_Material provided_
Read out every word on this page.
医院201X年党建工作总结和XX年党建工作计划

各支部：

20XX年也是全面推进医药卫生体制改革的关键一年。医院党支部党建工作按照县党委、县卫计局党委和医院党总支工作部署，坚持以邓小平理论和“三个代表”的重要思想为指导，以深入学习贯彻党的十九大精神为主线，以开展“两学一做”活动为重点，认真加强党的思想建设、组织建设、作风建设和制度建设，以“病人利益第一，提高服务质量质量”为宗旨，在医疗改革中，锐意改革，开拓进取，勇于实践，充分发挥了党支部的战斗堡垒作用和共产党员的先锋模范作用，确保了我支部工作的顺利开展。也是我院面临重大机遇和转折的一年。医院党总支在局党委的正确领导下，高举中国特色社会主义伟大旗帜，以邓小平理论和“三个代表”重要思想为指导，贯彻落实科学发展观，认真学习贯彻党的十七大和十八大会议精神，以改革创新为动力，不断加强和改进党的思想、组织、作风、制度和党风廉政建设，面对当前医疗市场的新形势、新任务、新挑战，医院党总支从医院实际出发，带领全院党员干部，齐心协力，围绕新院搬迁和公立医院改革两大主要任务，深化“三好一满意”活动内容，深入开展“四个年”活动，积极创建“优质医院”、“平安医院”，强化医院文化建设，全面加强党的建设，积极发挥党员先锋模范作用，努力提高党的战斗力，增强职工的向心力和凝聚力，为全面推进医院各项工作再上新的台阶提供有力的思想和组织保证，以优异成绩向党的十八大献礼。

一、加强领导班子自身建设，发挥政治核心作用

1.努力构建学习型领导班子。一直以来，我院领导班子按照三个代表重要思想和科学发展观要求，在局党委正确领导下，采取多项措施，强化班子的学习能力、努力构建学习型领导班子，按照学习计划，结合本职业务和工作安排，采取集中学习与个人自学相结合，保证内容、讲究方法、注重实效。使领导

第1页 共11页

* * *

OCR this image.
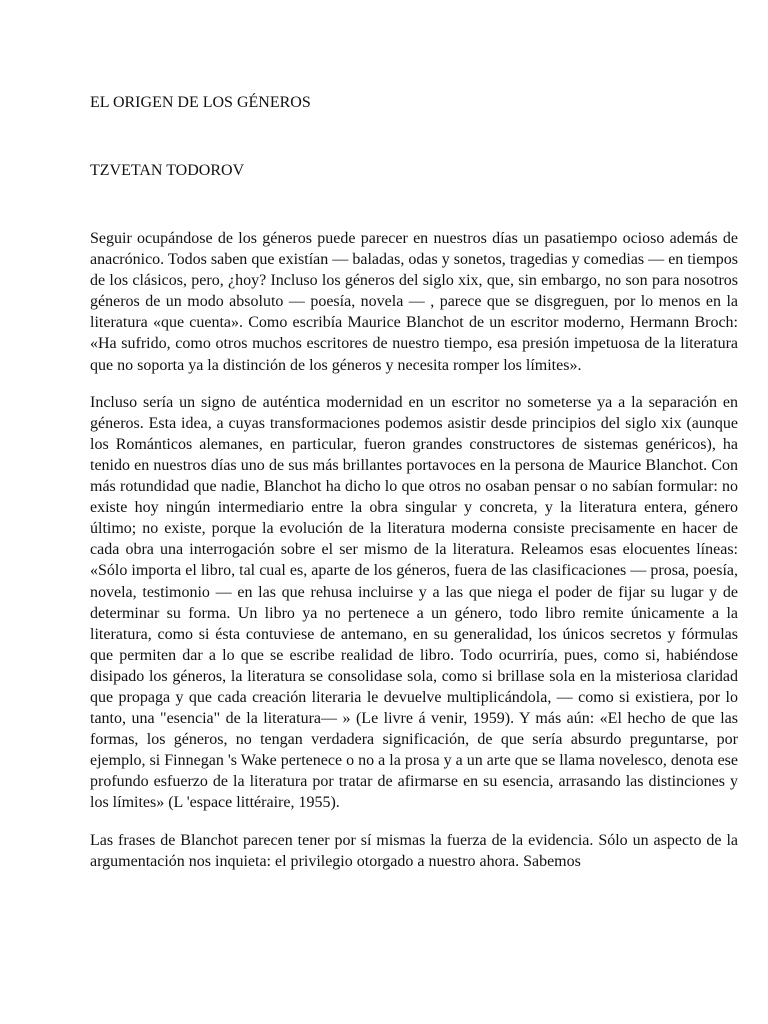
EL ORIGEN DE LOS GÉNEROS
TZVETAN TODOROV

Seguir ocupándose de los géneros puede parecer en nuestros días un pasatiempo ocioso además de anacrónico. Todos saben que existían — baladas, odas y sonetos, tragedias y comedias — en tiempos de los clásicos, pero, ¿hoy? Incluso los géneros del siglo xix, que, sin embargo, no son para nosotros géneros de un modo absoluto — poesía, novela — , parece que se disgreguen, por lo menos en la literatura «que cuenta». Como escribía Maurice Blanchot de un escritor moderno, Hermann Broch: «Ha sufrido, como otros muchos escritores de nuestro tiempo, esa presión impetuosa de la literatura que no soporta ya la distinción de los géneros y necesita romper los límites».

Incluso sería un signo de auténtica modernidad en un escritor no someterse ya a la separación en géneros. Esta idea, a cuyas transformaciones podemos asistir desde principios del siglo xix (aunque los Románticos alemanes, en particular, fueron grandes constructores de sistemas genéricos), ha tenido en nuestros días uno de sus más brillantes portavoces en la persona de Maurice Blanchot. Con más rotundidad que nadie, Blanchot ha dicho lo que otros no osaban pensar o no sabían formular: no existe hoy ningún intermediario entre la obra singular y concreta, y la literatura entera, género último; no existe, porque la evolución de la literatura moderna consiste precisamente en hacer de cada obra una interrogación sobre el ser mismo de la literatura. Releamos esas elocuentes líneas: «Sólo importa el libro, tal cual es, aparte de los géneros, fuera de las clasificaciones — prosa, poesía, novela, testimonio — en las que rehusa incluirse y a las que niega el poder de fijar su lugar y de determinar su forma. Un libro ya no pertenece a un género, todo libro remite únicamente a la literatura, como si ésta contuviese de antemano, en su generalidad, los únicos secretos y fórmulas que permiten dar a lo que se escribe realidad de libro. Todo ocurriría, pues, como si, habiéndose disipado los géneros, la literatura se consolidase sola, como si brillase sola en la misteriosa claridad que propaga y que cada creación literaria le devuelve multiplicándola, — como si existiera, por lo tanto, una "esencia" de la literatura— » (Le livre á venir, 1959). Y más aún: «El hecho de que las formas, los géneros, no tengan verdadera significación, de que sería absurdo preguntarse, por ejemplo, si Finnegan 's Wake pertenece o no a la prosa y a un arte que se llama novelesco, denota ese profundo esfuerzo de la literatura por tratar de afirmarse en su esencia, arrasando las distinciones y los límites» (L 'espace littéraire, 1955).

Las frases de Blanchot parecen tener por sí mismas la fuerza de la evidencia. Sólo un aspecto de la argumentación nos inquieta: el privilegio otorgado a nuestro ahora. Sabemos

...

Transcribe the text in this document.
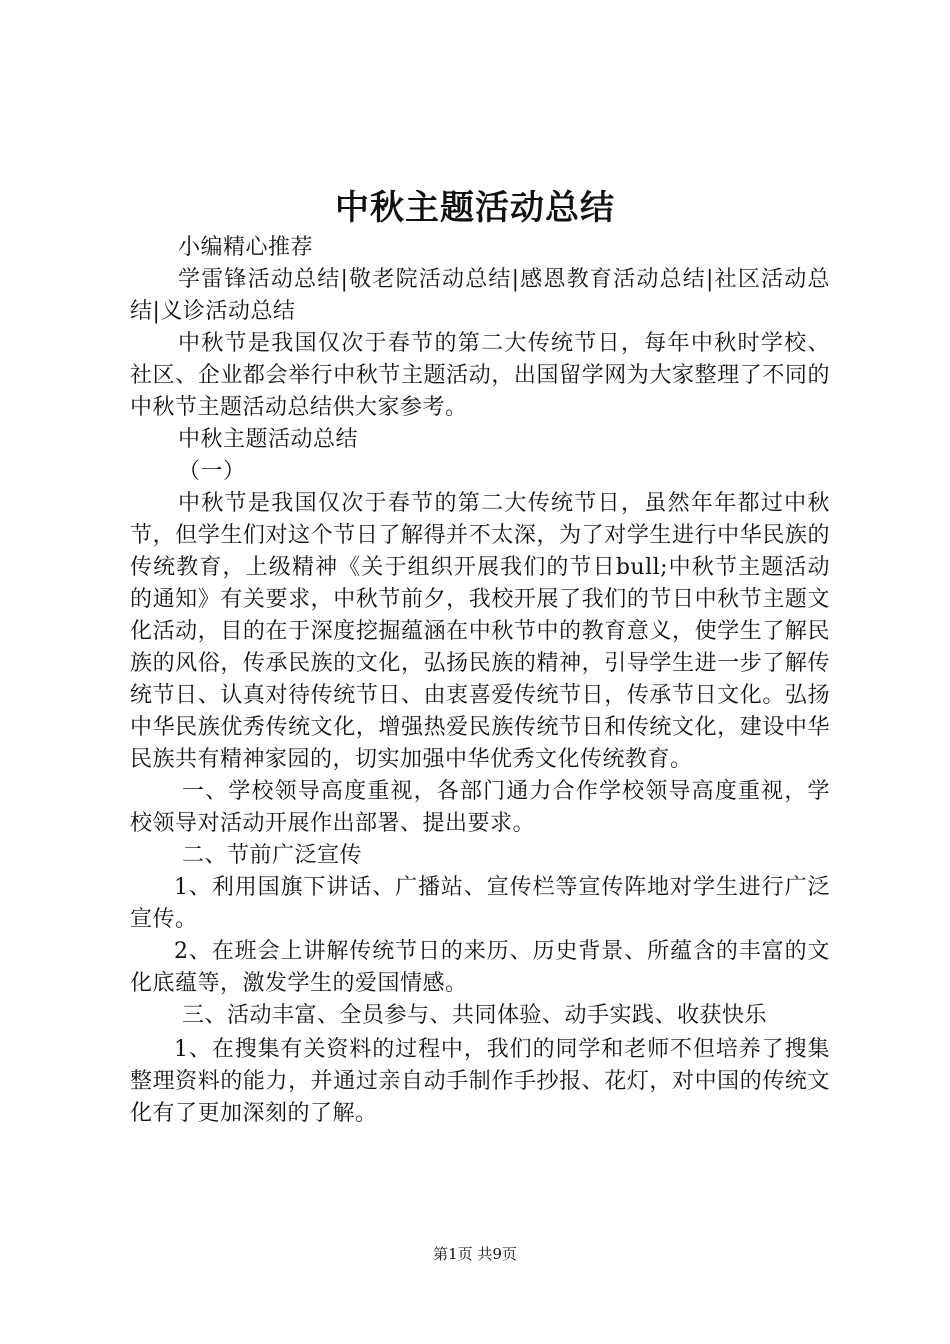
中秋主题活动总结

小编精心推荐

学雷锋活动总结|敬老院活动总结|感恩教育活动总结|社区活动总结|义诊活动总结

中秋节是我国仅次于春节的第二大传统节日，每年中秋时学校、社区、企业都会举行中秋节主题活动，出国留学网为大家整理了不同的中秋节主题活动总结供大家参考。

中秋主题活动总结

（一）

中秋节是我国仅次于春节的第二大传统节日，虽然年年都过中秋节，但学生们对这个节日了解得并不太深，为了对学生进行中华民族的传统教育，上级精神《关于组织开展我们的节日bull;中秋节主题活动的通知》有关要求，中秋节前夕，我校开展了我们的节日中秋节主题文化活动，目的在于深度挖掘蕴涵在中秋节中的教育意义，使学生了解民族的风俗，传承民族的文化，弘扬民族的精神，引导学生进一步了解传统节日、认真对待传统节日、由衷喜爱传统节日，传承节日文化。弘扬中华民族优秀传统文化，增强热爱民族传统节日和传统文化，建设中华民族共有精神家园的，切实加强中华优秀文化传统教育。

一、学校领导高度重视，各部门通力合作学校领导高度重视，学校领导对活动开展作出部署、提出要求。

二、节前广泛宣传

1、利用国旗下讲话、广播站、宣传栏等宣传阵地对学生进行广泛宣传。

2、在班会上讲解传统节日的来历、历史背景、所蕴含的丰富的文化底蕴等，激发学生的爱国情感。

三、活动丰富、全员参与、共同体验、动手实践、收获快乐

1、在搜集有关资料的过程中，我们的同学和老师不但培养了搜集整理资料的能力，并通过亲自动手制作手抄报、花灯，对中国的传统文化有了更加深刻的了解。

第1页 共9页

_Task instructions_
Pick out every line of the listing containing the word "this", and show those lines.

_Finished exercise_
Read out every word on this page.
OCR this image.
Transcribe the text in this document.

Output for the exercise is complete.